- _AIM OF THE EXERCISE_
Present every line of the entries below as one continuous numbered list, leaving out any blank lines.

■ ■ ■

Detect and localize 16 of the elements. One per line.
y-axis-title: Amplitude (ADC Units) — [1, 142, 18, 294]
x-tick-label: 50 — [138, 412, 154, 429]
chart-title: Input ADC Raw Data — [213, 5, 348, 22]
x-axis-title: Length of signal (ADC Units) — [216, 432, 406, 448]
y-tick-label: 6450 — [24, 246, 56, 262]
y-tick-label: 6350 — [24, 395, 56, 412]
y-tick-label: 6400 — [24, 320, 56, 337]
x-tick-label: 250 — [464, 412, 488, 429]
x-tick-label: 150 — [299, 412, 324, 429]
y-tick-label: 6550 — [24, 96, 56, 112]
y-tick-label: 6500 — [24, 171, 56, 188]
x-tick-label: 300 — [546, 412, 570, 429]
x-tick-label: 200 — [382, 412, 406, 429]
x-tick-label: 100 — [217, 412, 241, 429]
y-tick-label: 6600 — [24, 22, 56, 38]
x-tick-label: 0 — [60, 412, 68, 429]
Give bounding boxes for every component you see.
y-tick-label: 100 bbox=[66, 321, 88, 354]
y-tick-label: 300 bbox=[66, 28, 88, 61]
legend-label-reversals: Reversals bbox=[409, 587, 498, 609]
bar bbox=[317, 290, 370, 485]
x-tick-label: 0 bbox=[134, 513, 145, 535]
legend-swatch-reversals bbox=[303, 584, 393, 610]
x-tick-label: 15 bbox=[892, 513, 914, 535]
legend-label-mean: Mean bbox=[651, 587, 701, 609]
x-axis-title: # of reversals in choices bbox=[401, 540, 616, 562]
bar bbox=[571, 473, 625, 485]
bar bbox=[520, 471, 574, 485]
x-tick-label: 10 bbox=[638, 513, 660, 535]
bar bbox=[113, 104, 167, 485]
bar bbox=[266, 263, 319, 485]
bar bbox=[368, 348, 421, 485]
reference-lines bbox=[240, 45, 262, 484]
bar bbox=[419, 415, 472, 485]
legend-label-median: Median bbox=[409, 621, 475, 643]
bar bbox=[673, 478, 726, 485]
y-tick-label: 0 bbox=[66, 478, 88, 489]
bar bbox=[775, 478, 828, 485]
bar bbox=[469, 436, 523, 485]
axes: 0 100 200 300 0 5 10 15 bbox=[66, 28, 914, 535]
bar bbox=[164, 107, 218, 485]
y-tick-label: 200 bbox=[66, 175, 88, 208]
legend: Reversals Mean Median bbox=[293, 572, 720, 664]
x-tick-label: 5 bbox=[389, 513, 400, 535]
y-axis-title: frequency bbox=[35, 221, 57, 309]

■ ■ ■

- _TASK SOLUTION_
1. Detect and localize 16 of the elements. One per line.
2. y-axis-title: Amplitude (ADC Units) — [1, 142, 18, 294]
3. x-tick-label: 50 — [138, 412, 154, 429]
4. chart-title: Input ADC Raw Data — [213, 5, 348, 22]
5. x-axis-title: Length of signal (ADC Units) — [216, 432, 406, 448]
6. y-tick-label: 6450 — [24, 246, 56, 262]
7. y-tick-label: 6350 — [24, 395, 56, 412]
8. y-tick-label: 6400 — [24, 320, 56, 337]
9. x-tick-label: 250 — [464, 412, 488, 429]
10. x-tick-label: 150 — [299, 412, 324, 429]
11. y-tick-label: 6550 — [24, 96, 56, 112]
12. y-tick-label: 6500 — [24, 171, 56, 188]
13. x-tick-label: 300 — [546, 412, 570, 429]
14. x-tick-label: 200 — [382, 412, 406, 429]
15. x-tick-label: 100 — [217, 412, 241, 429]
16. y-tick-label: 6600 — [24, 22, 56, 38]
17. x-tick-label: 0 — [60, 412, 68, 429]
18. Give bounding boxes for every component you see.
19. y-tick-label: 100 bbox=[66, 321, 88, 354]
20. y-tick-label: 300 bbox=[66, 28, 88, 61]
21. legend-label-reversals: Reversals bbox=[409, 587, 498, 609]
22. bar bbox=[317, 290, 370, 485]
23. x-tick-label: 0 bbox=[134, 513, 145, 535]
24. legend-swatch-reversals bbox=[303, 584, 393, 610]
25. x-tick-label: 15 bbox=[892, 513, 914, 535]
26. legend-label-mean: Mean bbox=[651, 587, 701, 609]
27. x-axis-title: # of reversals in choices bbox=[401, 540, 616, 562]
28. bar bbox=[571, 473, 625, 485]
29. bar bbox=[520, 471, 574, 485]
30. x-tick-label: 10 bbox=[638, 513, 660, 535]
31. bar bbox=[113, 104, 167, 485]
32. bar bbox=[266, 263, 319, 485]
33. bar bbox=[368, 348, 421, 485]
34. reference-lines bbox=[240, 45, 262, 484]
35. bar bbox=[419, 415, 472, 485]
36. legend-label-median: Median bbox=[409, 621, 475, 643]
37. bar bbox=[673, 478, 726, 485]
38. y-tick-label: 0 bbox=[66, 478, 88, 489]
39. bar bbox=[775, 478, 828, 485]
40. bar bbox=[469, 436, 523, 485]
41. axes: 0 100 200 300 0 5 10 15 bbox=[66, 28, 914, 535]
42. bar bbox=[164, 107, 218, 485]
43. y-tick-label: 200 bbox=[66, 175, 88, 208]
44. legend: Reversals Mean Median bbox=[293, 572, 720, 664]
45. x-tick-label: 5 bbox=[389, 513, 400, 535]
46. y-axis-title: frequency bbox=[35, 221, 57, 309]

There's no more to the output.